# Stored data:
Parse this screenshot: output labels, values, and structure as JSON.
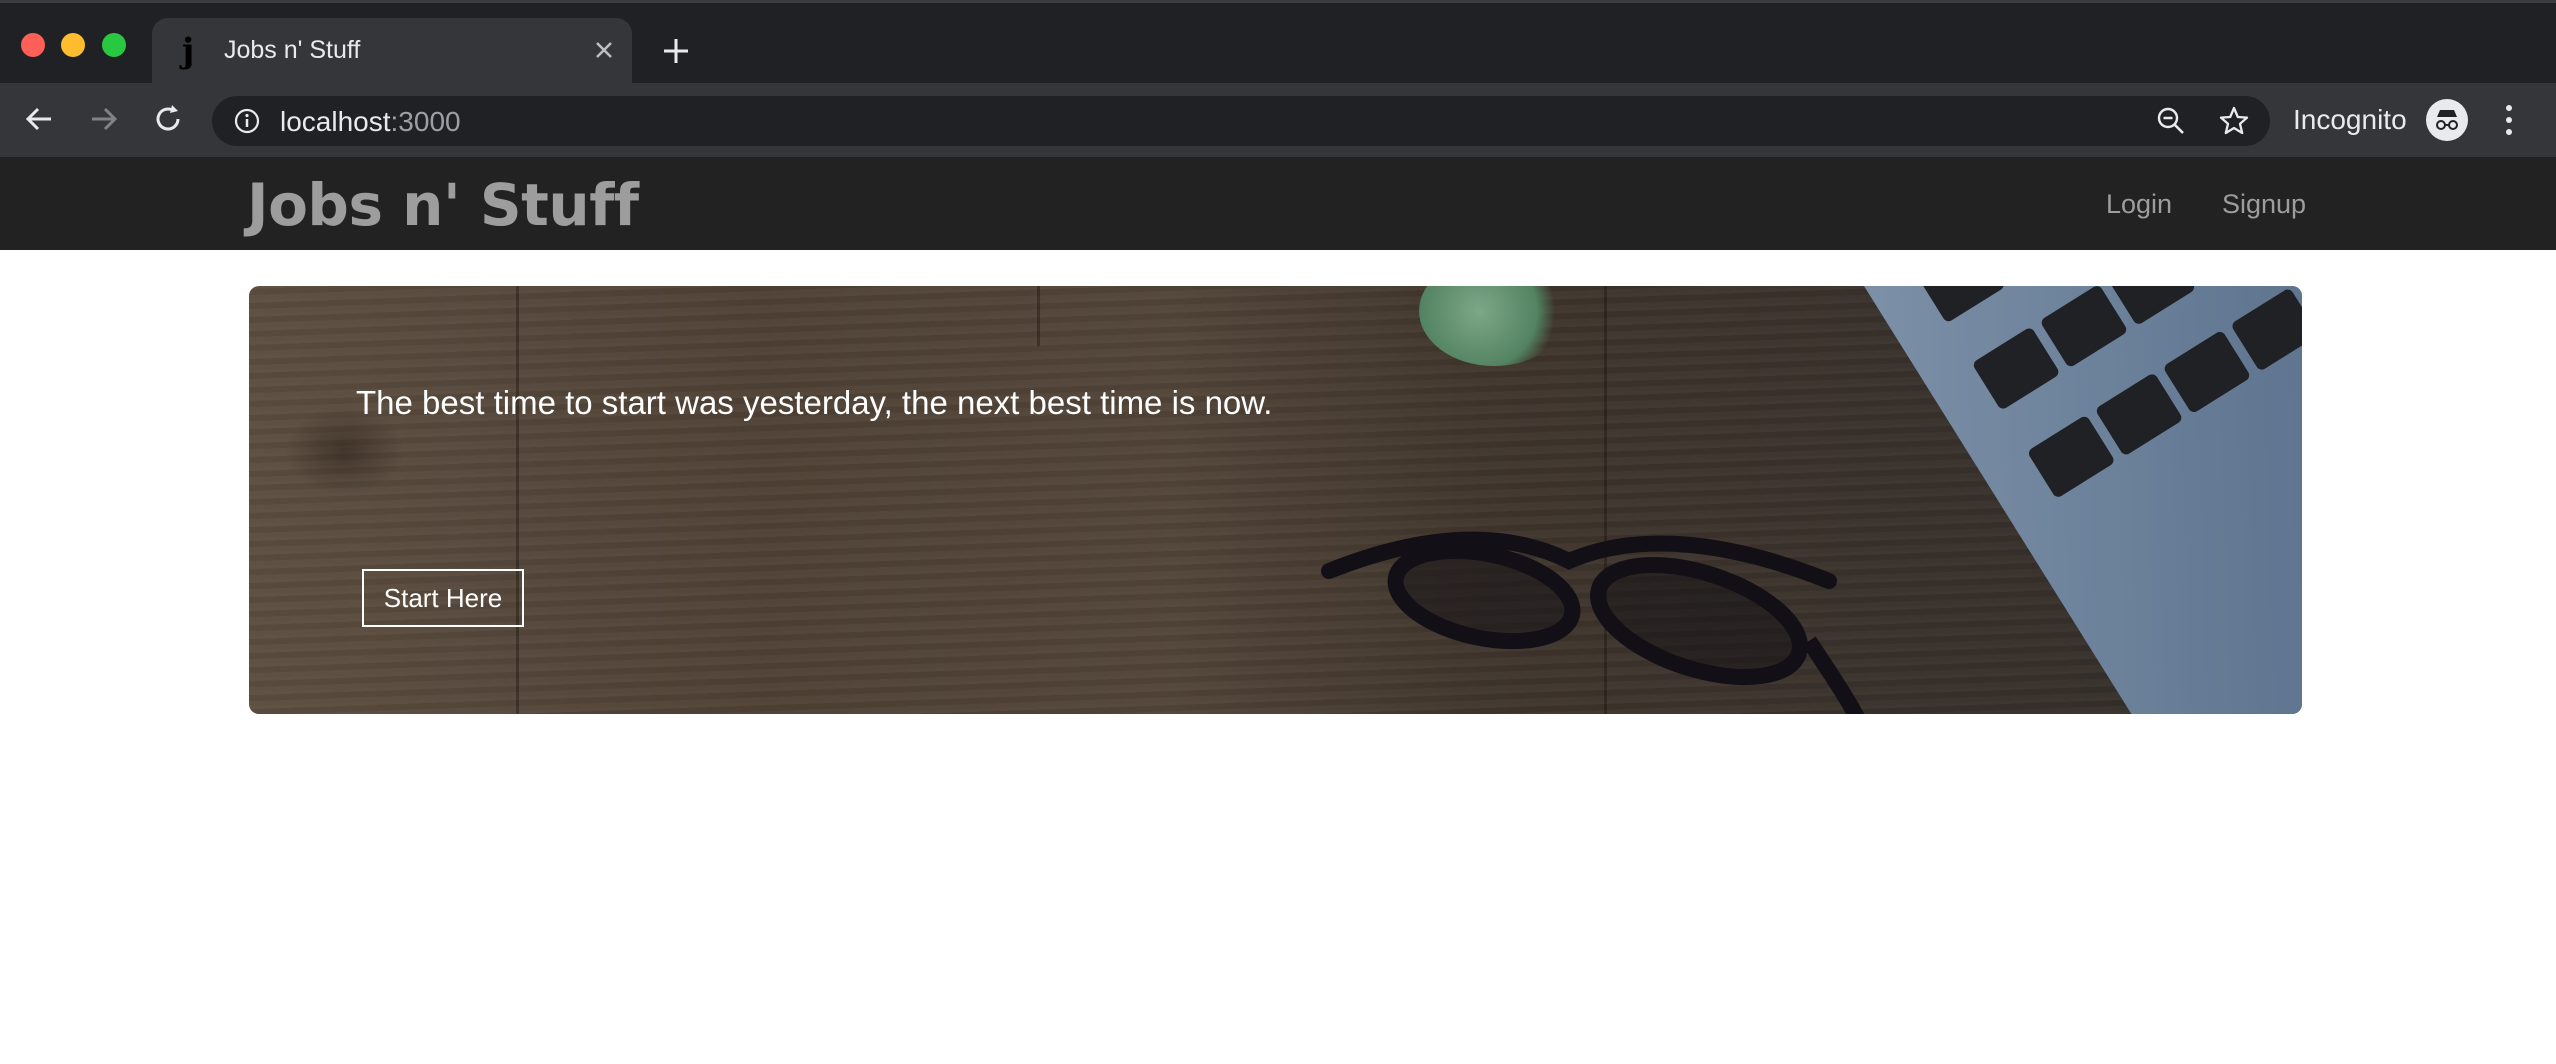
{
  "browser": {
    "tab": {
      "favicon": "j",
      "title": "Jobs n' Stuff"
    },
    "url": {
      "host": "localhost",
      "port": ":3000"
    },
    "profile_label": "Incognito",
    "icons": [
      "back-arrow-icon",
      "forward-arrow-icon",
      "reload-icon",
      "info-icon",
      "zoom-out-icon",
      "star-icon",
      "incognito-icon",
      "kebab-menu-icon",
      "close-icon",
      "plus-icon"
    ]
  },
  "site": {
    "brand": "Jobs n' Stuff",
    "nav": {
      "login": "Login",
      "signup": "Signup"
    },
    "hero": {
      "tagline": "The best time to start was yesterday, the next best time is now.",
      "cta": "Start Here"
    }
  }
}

# REQUEST:
Give back the entries verbatim. Do not include any picture.

# REPLY TO THE EXERCISE:
Parse this screenshot: output labels, values, and structure as JSON.
{
  "browser": {
    "tab": {
      "favicon": "j",
      "title": "Jobs n' Stuff"
    },
    "url": {
      "host": "localhost",
      "port": ":3000"
    },
    "profile_label": "Incognito",
    "icons": [
      "back-arrow-icon",
      "forward-arrow-icon",
      "reload-icon",
      "info-icon",
      "zoom-out-icon",
      "star-icon",
      "incognito-icon",
      "kebab-menu-icon",
      "close-icon",
      "plus-icon"
    ]
  },
  "site": {
    "brand": "Jobs n' Stuff",
    "nav": {
      "login": "Login",
      "signup": "Signup"
    },
    "hero": {
      "tagline": "The best time to start was yesterday, the next best time is now.",
      "cta": "Start Here"
    }
  }
}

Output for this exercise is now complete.